Entries from a dataset
★ ★ ★ ★

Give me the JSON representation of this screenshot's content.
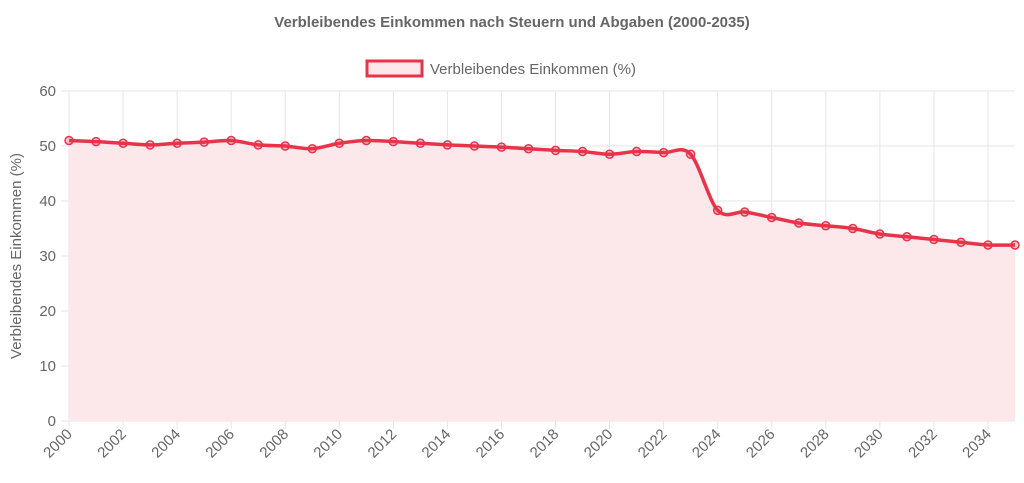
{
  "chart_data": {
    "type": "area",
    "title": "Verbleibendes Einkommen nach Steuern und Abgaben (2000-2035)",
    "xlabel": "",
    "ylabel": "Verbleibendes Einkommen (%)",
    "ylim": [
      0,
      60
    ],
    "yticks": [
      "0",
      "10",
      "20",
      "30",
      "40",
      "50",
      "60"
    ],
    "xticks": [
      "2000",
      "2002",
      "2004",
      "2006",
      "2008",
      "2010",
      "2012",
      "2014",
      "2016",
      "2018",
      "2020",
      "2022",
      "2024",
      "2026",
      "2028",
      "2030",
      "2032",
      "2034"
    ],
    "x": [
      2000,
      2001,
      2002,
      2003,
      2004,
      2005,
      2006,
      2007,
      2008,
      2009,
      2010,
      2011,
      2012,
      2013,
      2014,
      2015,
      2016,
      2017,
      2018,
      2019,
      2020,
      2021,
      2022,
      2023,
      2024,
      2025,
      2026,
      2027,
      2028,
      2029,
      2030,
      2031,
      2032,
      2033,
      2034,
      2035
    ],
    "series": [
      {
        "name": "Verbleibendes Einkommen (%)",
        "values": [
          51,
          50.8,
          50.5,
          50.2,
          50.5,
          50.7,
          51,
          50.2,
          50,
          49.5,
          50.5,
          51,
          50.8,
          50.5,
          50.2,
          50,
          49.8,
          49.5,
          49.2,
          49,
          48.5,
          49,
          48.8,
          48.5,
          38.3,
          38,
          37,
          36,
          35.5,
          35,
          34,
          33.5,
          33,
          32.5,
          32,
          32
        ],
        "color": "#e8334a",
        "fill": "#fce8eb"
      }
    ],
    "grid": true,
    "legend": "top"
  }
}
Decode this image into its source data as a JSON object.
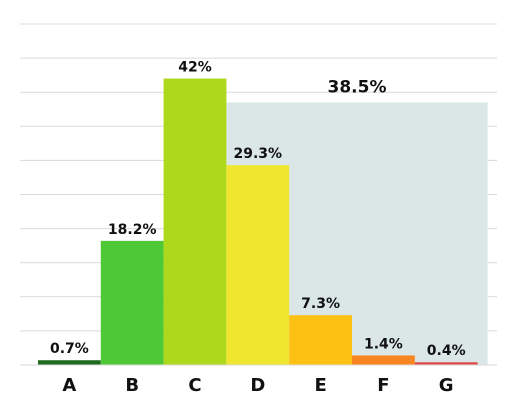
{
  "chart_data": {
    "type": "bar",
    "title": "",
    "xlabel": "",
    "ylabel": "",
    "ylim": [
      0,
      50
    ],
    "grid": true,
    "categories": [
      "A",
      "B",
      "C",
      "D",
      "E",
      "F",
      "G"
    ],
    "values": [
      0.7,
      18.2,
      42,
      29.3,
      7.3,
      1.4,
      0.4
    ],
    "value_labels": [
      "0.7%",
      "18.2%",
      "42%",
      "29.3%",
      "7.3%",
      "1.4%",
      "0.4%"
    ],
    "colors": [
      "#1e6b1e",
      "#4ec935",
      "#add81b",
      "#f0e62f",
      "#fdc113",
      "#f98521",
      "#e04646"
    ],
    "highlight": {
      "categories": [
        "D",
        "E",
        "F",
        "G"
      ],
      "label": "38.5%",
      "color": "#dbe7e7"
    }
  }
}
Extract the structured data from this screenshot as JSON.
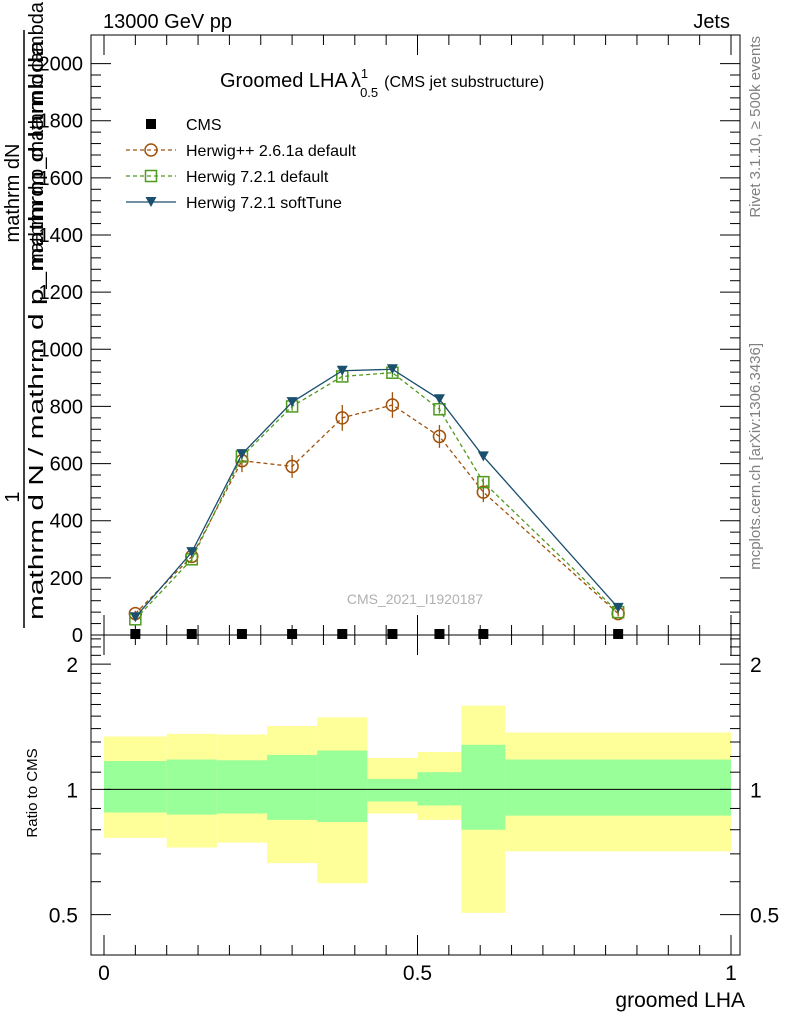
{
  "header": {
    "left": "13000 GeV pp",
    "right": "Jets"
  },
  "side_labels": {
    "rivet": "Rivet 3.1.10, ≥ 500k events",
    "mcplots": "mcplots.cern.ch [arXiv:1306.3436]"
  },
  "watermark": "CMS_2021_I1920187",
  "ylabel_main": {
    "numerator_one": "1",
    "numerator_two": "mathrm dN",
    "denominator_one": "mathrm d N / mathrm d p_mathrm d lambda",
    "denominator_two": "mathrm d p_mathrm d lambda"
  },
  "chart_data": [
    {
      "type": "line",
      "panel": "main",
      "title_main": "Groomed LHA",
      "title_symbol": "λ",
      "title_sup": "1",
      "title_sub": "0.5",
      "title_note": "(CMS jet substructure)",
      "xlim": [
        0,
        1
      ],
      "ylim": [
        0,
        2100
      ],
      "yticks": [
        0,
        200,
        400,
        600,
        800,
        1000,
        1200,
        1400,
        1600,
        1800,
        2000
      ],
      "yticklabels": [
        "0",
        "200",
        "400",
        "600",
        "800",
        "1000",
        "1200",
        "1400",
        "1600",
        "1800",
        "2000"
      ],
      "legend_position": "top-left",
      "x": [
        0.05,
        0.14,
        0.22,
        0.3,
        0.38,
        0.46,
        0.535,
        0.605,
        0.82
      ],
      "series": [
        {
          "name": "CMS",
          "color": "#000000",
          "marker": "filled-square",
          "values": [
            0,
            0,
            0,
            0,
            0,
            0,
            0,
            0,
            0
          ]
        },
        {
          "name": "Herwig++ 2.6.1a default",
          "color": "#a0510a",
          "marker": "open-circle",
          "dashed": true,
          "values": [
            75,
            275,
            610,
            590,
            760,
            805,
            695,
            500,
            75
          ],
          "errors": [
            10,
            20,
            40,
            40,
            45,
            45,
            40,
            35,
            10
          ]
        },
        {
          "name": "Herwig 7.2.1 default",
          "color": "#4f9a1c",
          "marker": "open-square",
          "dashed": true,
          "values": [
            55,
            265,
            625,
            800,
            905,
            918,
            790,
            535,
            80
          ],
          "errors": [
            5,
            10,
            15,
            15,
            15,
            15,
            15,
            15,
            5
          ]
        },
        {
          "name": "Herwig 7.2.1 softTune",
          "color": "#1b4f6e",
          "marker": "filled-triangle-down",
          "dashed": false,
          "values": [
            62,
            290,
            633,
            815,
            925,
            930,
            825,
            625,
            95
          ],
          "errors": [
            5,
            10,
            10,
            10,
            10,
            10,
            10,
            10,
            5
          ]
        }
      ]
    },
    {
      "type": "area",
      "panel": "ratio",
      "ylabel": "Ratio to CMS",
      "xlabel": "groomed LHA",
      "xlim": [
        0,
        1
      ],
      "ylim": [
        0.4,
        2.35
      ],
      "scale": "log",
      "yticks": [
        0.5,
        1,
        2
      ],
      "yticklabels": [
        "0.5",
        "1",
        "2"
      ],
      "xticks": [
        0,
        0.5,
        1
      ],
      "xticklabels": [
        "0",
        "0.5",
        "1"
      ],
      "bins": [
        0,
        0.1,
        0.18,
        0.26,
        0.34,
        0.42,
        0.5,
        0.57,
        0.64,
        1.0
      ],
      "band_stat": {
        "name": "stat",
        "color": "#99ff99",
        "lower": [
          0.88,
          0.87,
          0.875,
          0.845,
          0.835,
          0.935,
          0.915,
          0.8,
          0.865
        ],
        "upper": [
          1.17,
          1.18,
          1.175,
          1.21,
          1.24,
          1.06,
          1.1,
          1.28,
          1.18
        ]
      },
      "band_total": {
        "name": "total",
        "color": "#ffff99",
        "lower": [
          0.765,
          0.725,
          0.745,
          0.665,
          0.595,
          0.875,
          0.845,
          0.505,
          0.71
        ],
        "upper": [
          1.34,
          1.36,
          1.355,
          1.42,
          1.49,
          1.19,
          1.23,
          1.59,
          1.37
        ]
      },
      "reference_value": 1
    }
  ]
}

★ ★ ★ ★

• Short task: Can you restate all the records above word for word while dropping the pictures?

• Answer to the task:
Give me the JSON representation of this screenshot's content.
{
  "chart_data": {
    "type": "area",
    "title": "Verbleibendes Einkommen nach Steuern und Abgaben (2000-2035)",
    "xlabel": "",
    "ylabel": "Verbleibendes Einkommen (%)",
    "ylim": [
      0,
      60
    ],
    "yticks": [
      "0",
      "10",
      "20",
      "30",
      "40",
      "50",
      "60"
    ],
    "xticks": [
      "2000",
      "2002",
      "2004",
      "2006",
      "2008",
      "2010",
      "2012",
      "2014",
      "2016",
      "2018",
      "2020",
      "2022",
      "2024",
      "2026",
      "2028",
      "2030",
      "2032",
      "2034"
    ],
    "x": [
      2000,
      2001,
      2002,
      2003,
      2004,
      2005,
      2006,
      2007,
      2008,
      2009,
      2010,
      2011,
      2012,
      2013,
      2014,
      2015,
      2016,
      2017,
      2018,
      2019,
      2020,
      2021,
      2022,
      2023,
      2024,
      2025,
      2026,
      2027,
      2028,
      2029,
      2030,
      2031,
      2032,
      2033,
      2034,
      2035
    ],
    "series": [
      {
        "name": "Verbleibendes Einkommen (%)",
        "values": [
          51,
          50.8,
          50.5,
          50.2,
          50.5,
          50.7,
          51,
          50.2,
          50,
          49.5,
          50.5,
          51,
          50.8,
          50.5,
          50.2,
          50,
          49.8,
          49.5,
          49.2,
          49,
          48.5,
          49,
          48.8,
          48.5,
          38.3,
          38,
          37,
          36,
          35.5,
          35,
          34,
          33.5,
          33,
          32.5,
          32,
          32
        ],
        "color": "#e8334a",
        "fill": "#fce8eb"
      }
    ],
    "grid": true,
    "legend": "top"
  }
}
Decode this image into its source data as a JSON object.
{
  "chart_data": {
    "type": "bar",
    "title": "",
    "xlabel": "",
    "ylabel": "",
    "ylim": [
      0,
      50
    ],
    "grid": true,
    "categories": [
      "A",
      "B",
      "C",
      "D",
      "E",
      "F",
      "G"
    ],
    "values": [
      0.7,
      18.2,
      42,
      29.3,
      7.3,
      1.4,
      0.4
    ],
    "value_labels": [
      "0.7%",
      "18.2%",
      "42%",
      "29.3%",
      "7.3%",
      "1.4%",
      "0.4%"
    ],
    "colors": [
      "#1e6b1e",
      "#4ec935",
      "#add81b",
      "#f0e62f",
      "#fdc113",
      "#f98521",
      "#e04646"
    ],
    "highlight": {
      "categories": [
        "D",
        "E",
        "F",
        "G"
      ],
      "label": "38.5%",
      "color": "#dbe7e7"
    }
  }
}
Extract the structured data from this screenshot as JSON.
{
  "header": {
    "left": "13000 GeV pp",
    "right": "Jets"
  },
  "side_labels": {
    "rivet": "Rivet 3.1.10, ≥ 500k events",
    "mcplots": "mcplots.cern.ch [arXiv:1306.3436]"
  },
  "watermark": "CMS_2021_I1920187",
  "ylabel_main": {
    "numerator_one": "1",
    "numerator_two": "mathrm dN",
    "denominator_one": "mathrm d N / mathrm d p_mathrm d lambda",
    "denominator_two": "mathrm d p_mathrm d lambda"
  },
  "chart_data": [
    {
      "type": "line",
      "panel": "main",
      "title_main": "Groomed LHA",
      "title_symbol": "λ",
      "title_sup": "1",
      "title_sub": "0.5",
      "title_note": "(CMS jet substructure)",
      "xlim": [
        0,
        1
      ],
      "ylim": [
        0,
        2100
      ],
      "yticks": [
        0,
        200,
        400,
        600,
        800,
        1000,
        1200,
        1400,
        1600,
        1800,
        2000
      ],
      "yticklabels": [
        "0",
        "200",
        "400",
        "600",
        "800",
        "1000",
        "1200",
        "1400",
        "1600",
        "1800",
        "2000"
      ],
      "legend_position": "top-left",
      "x": [
        0.05,
        0.14,
        0.22,
        0.3,
        0.38,
        0.46,
        0.535,
        0.605,
        0.82
      ],
      "series": [
        {
          "name": "CMS",
          "color": "#000000",
          "marker": "filled-square",
          "values": [
            0,
            0,
            0,
            0,
            0,
            0,
            0,
            0,
            0
          ]
        },
        {
          "name": "Herwig++ 2.6.1a default",
          "color": "#a0510a",
          "marker": "open-circle",
          "dashed": true,
          "values": [
            75,
            275,
            610,
            590,
            760,
            805,
            695,
            500,
            75
          ],
          "errors": [
            10,
            20,
            40,
            40,
            45,
            45,
            40,
            35,
            10
          ]
        },
        {
          "name": "Herwig 7.2.1 default",
          "color": "#4f9a1c",
          "marker": "open-square",
          "dashed": true,
          "values": [
            55,
            265,
            625,
            800,
            905,
            918,
            790,
            535,
            80
          ],
          "errors": [
            5,
            10,
            15,
            15,
            15,
            15,
            15,
            15,
            5
          ]
        },
        {
          "name": "Herwig 7.2.1 softTune",
          "color": "#1b4f6e",
          "marker": "filled-triangle-down",
          "dashed": false,
          "values": [
            62,
            290,
            633,
            815,
            925,
            930,
            825,
            625,
            95
          ],
          "errors": [
            5,
            10,
            10,
            10,
            10,
            10,
            10,
            10,
            5
          ]
        }
      ]
    },
    {
      "type": "area",
      "panel": "ratio",
      "ylabel": "Ratio to CMS",
      "xlabel": "groomed LHA",
      "xlim": [
        0,
        1
      ],
      "ylim": [
        0.4,
        2.35
      ],
      "scale": "log",
      "yticks": [
        0.5,
        1,
        2
      ],
      "yticklabels": [
        "0.5",
        "1",
        "2"
      ],
      "xticks": [
        0,
        0.5,
        1
      ],
      "xticklabels": [
        "0",
        "0.5",
        "1"
      ],
      "bins": [
        0,
        0.1,
        0.18,
        0.26,
        0.34,
        0.42,
        0.5,
        0.57,
        0.64,
        1.0
      ],
      "band_stat": {
        "name": "stat",
        "color": "#99ff99",
        "lower": [
          0.88,
          0.87,
          0.875,
          0.845,
          0.835,
          0.935,
          0.915,
          0.8,
          0.865
        ],
        "upper": [
          1.17,
          1.18,
          1.175,
          1.21,
          1.24,
          1.06,
          1.1,
          1.28,
          1.18
        ]
      },
      "band_total": {
        "name": "total",
        "color": "#ffff99",
        "lower": [
          0.765,
          0.725,
          0.745,
          0.665,
          0.595,
          0.875,
          0.845,
          0.505,
          0.71
        ],
        "upper": [
          1.34,
          1.36,
          1.355,
          1.42,
          1.49,
          1.19,
          1.23,
          1.59,
          1.37
        ]
      },
      "reference_value": 1
    }
  ]
}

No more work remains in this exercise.